» Your task
Scan the material and copy every line in which "represent" appears.

» Data lines
____________________

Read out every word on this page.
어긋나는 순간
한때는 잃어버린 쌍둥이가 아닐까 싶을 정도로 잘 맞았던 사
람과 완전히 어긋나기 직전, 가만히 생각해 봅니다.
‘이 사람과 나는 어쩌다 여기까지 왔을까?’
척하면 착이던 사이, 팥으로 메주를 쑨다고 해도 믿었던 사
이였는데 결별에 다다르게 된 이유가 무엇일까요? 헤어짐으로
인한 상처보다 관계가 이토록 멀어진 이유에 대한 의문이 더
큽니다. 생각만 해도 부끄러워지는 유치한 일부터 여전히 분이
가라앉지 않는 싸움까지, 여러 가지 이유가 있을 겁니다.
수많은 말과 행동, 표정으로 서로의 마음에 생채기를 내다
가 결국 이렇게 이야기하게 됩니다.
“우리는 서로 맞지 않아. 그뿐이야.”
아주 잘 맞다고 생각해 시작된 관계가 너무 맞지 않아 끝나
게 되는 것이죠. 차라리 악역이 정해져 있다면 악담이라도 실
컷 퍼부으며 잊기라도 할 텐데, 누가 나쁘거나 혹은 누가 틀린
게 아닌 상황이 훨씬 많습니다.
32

____________________

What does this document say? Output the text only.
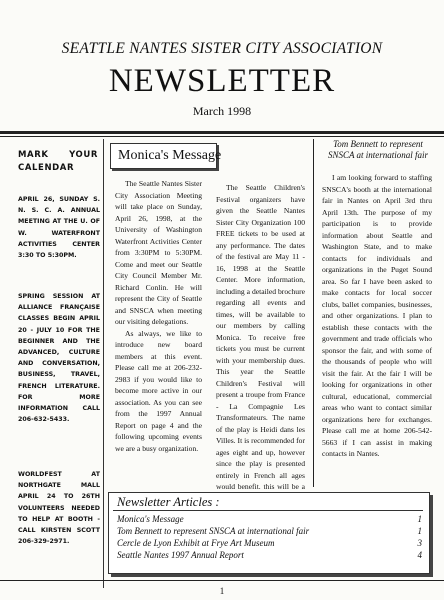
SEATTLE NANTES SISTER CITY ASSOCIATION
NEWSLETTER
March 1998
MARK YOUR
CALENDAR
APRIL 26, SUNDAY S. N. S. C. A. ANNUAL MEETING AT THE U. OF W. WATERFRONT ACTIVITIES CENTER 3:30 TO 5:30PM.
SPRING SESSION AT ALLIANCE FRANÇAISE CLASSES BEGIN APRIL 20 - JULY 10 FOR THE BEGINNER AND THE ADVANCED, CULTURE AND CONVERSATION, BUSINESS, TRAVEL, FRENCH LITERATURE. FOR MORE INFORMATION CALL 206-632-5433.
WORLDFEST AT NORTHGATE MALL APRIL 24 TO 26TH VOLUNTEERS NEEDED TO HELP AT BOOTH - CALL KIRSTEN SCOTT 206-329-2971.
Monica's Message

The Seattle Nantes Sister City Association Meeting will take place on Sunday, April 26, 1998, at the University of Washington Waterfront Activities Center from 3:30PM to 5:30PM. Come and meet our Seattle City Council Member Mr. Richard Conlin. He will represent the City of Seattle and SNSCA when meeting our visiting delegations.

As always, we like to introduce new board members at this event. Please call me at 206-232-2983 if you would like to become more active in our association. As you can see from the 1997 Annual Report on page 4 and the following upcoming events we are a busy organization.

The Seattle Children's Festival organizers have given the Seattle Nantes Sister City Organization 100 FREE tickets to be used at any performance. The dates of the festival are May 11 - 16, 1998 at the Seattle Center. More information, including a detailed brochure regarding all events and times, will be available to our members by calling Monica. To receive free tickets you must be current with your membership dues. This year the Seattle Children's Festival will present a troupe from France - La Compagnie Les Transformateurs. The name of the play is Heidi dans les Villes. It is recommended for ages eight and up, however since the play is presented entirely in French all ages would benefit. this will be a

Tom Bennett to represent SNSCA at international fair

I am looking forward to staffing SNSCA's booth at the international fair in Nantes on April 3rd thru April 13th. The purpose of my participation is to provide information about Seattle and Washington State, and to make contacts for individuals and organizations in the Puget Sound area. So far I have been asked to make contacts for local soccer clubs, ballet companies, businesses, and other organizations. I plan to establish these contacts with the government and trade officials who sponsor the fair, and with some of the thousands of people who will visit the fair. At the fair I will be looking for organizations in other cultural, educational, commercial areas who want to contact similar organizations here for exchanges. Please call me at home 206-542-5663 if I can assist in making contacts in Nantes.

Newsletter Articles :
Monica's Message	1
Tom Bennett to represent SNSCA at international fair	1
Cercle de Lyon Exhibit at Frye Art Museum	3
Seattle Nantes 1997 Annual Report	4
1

____________________

» Result of this task
The Seattle Nantes Sister City Association Meeting will take place on Sunday, April 26, 1998, at the University of Washington Waterfront Activities Center from 3:30PM to 5:30PM. Come and meet our Seattle City Council Member Mr. Richard Conlin. He will represent the City of Seattle and SNSCA when meeting our visiting delegations.
Tom Bennett to represent SNSCA at international fair
Tom Bennett to represent SNSCA at international fair	1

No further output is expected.